Divide students into groups of four to five students. Assign each group a well-known company. Ask each group to develop a community action program for the assigned company. Students should assume that the assigned company operates in the community where your school is located and should develop the community action program based on that community. Students should present the community action program to the entire class. Groups should be prepared to answer questions about potential problems and/or issues with their respective plans.
■ ■ ■ ■ ■ ■ ■
- **Work task**:
Reproduce the classroom activity on community action programs in full, word for word.
■ ■ ■ ■ ■ ■ ■
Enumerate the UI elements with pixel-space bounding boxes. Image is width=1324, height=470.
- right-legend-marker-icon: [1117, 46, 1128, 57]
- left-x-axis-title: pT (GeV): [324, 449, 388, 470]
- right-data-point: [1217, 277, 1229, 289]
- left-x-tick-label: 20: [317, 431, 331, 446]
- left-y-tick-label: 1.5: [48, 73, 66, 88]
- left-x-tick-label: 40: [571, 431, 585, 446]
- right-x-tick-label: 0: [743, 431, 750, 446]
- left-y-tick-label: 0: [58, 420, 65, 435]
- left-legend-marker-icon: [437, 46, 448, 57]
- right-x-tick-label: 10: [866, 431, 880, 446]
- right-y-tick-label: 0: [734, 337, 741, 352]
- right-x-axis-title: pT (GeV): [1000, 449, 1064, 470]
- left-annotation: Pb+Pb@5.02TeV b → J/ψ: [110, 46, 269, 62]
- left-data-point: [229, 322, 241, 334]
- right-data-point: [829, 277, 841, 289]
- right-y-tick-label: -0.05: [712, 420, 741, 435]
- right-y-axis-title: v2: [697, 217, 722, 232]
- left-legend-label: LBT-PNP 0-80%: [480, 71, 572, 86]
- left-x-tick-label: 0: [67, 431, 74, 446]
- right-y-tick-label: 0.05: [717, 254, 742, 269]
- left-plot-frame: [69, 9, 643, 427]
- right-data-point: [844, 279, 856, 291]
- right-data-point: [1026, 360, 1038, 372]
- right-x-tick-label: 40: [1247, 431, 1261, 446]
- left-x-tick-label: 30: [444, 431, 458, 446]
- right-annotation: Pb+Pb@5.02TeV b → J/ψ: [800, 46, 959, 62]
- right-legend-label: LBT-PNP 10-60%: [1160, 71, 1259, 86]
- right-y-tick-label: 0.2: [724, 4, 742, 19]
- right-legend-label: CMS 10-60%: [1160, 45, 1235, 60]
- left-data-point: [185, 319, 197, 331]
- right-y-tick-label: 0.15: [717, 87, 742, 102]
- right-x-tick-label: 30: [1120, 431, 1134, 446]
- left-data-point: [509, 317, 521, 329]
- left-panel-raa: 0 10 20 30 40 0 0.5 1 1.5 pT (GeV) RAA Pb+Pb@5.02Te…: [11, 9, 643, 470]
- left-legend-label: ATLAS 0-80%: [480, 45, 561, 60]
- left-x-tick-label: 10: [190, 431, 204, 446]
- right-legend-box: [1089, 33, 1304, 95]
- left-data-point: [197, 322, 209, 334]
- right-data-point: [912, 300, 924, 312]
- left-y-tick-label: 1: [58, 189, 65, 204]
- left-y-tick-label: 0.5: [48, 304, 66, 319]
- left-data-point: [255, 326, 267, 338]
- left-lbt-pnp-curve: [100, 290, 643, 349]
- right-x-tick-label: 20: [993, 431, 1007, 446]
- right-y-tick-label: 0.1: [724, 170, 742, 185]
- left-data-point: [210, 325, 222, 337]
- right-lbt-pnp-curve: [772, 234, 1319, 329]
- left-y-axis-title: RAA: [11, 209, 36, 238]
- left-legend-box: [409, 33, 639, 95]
■ ■ ■ ■ ■ ■ ■
- **Answer area**:
Divide students into groups of four to five students. Assign each group a well-known company. Ask each group to develop a community action program for the assigned company. Students should assume that the assigned company operates in the community where your school is located and should develop the community action program based on that community. Students should present the community action program to the entire class. Groups should be prepared to answer questions about potential problems and/or issues with their respective plans.